PROBLEM
Write out the material below again, unchanged.

Stored data entries
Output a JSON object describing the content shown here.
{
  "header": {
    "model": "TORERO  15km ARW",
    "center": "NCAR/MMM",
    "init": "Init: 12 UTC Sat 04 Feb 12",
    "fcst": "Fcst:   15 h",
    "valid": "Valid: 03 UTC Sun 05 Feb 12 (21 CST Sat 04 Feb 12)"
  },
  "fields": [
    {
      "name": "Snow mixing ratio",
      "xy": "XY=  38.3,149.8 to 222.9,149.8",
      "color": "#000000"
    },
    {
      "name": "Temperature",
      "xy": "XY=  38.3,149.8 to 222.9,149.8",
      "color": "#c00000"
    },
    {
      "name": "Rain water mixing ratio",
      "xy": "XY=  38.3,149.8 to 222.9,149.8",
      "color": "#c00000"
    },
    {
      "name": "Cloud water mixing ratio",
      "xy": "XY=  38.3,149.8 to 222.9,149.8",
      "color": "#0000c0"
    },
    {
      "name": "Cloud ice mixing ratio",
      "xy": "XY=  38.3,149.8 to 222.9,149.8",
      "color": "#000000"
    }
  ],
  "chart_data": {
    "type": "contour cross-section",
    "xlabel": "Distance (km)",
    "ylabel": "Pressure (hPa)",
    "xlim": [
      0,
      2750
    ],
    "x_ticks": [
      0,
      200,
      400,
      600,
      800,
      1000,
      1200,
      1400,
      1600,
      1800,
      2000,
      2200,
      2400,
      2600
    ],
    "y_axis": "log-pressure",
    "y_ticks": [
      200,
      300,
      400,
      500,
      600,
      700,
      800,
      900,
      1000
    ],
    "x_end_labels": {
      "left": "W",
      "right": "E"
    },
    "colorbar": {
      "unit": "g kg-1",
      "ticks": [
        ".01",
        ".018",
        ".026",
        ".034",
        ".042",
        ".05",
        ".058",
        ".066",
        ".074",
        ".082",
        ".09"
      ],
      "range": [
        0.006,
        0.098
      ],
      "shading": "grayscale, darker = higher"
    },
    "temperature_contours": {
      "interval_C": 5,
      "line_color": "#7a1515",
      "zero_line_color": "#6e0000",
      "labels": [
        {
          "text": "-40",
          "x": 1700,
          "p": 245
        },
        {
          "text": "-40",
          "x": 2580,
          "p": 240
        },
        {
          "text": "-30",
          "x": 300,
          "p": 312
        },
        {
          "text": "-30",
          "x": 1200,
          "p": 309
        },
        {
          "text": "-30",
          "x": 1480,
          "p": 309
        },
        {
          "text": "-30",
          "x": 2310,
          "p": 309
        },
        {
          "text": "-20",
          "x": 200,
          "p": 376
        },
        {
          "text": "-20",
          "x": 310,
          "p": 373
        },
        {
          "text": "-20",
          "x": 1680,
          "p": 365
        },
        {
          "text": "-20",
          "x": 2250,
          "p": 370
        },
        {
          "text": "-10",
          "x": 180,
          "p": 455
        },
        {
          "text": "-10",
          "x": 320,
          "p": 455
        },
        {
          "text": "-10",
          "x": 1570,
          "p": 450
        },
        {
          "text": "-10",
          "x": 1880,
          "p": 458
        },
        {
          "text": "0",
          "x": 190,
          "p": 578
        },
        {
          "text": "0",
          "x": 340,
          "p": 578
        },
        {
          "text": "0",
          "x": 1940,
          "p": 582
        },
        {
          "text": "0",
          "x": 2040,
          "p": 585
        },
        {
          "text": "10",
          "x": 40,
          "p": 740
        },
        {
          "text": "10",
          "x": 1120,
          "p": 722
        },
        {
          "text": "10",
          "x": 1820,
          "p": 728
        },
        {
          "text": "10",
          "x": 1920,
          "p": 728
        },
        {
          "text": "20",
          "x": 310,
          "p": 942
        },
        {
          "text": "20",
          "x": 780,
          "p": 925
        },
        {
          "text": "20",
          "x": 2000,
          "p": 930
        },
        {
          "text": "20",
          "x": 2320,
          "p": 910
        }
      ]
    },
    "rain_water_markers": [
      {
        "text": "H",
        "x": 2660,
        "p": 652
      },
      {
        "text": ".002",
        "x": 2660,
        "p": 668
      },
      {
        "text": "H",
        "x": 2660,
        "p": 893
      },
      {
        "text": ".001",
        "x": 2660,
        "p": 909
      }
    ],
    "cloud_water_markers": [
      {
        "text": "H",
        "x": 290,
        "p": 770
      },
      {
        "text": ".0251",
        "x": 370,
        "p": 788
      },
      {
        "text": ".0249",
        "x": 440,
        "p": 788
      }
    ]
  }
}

REPLY TO THE TASK
Output a JSON object describing the content shown here.
{
  "header": {
    "model": "TORERO  15km ARW",
    "center": "NCAR/MMM",
    "init": "Init: 12 UTC Sat 04 Feb 12",
    "fcst": "Fcst:   15 h",
    "valid": "Valid: 03 UTC Sun 05 Feb 12 (21 CST Sat 04 Feb 12)"
  },
  "fields": [
    {
      "name": "Snow mixing ratio",
      "xy": "XY=  38.3,149.8 to 222.9,149.8",
      "color": "#000000"
    },
    {
      "name": "Temperature",
      "xy": "XY=  38.3,149.8 to 222.9,149.8",
      "color": "#c00000"
    },
    {
      "name": "Rain water mixing ratio",
      "xy": "XY=  38.3,149.8 to 222.9,149.8",
      "color": "#c00000"
    },
    {
      "name": "Cloud water mixing ratio",
      "xy": "XY=  38.3,149.8 to 222.9,149.8",
      "color": "#0000c0"
    },
    {
      "name": "Cloud ice mixing ratio",
      "xy": "XY=  38.3,149.8 to 222.9,149.8",
      "color": "#000000"
    }
  ],
  "chart_data": {
    "type": "contour cross-section",
    "xlabel": "Distance (km)",
    "ylabel": "Pressure (hPa)",
    "xlim": [
      0,
      2750
    ],
    "x_ticks": [
      0,
      200,
      400,
      600,
      800,
      1000,
      1200,
      1400,
      1600,
      1800,
      2000,
      2200,
      2400,
      2600
    ],
    "y_axis": "log-pressure",
    "y_ticks": [
      200,
      300,
      400,
      500,
      600,
      700,
      800,
      900,
      1000
    ],
    "x_end_labels": {
      "left": "W",
      "right": "E"
    },
    "colorbar": {
      "unit": "g kg-1",
      "ticks": [
        ".01",
        ".018",
        ".026",
        ".034",
        ".042",
        ".05",
        ".058",
        ".066",
        ".074",
        ".082",
        ".09"
      ],
      "range": [
        0.006,
        0.098
      ],
      "shading": "grayscale, darker = higher"
    },
    "temperature_contours": {
      "interval_C": 5,
      "line_color": "#7a1515",
      "zero_line_color": "#6e0000",
      "labels": [
        {
          "text": "-40",
          "x": 1700,
          "p": 245
        },
        {
          "text": "-40",
          "x": 2580,
          "p": 240
        },
        {
          "text": "-30",
          "x": 300,
          "p": 312
        },
        {
          "text": "-30",
          "x": 1200,
          "p": 309
        },
        {
          "text": "-30",
          "x": 1480,
          "p": 309
        },
        {
          "text": "-30",
          "x": 2310,
          "p": 309
        },
        {
          "text": "-20",
          "x": 200,
          "p": 376
        },
        {
          "text": "-20",
          "x": 310,
          "p": 373
        },
        {
          "text": "-20",
          "x": 1680,
          "p": 365
        },
        {
          "text": "-20",
          "x": 2250,
          "p": 370
        },
        {
          "text": "-10",
          "x": 180,
          "p": 455
        },
        {
          "text": "-10",
          "x": 320,
          "p": 455
        },
        {
          "text": "-10",
          "x": 1570,
          "p": 450
        },
        {
          "text": "-10",
          "x": 1880,
          "p": 458
        },
        {
          "text": "0",
          "x": 190,
          "p": 578
        },
        {
          "text": "0",
          "x": 340,
          "p": 578
        },
        {
          "text": "0",
          "x": 1940,
          "p": 582
        },
        {
          "text": "0",
          "x": 2040,
          "p": 585
        },
        {
          "text": "10",
          "x": 40,
          "p": 740
        },
        {
          "text": "10",
          "x": 1120,
          "p": 722
        },
        {
          "text": "10",
          "x": 1820,
          "p": 728
        },
        {
          "text": "10",
          "x": 1920,
          "p": 728
        },
        {
          "text": "20",
          "x": 310,
          "p": 942
        },
        {
          "text": "20",
          "x": 780,
          "p": 925
        },
        {
          "text": "20",
          "x": 2000,
          "p": 930
        },
        {
          "text": "20",
          "x": 2320,
          "p": 910
        }
      ]
    },
    "rain_water_markers": [
      {
        "text": "H",
        "x": 2660,
        "p": 652
      },
      {
        "text": ".002",
        "x": 2660,
        "p": 668
      },
      {
        "text": "H",
        "x": 2660,
        "p": 893
      },
      {
        "text": ".001",
        "x": 2660,
        "p": 909
      }
    ],
    "cloud_water_markers": [
      {
        "text": "H",
        "x": 290,
        "p": 770
      },
      {
        "text": ".0251",
        "x": 370,
        "p": 788
      },
      {
        "text": ".0249",
        "x": 440,
        "p": 788
      }
    ]
  }
}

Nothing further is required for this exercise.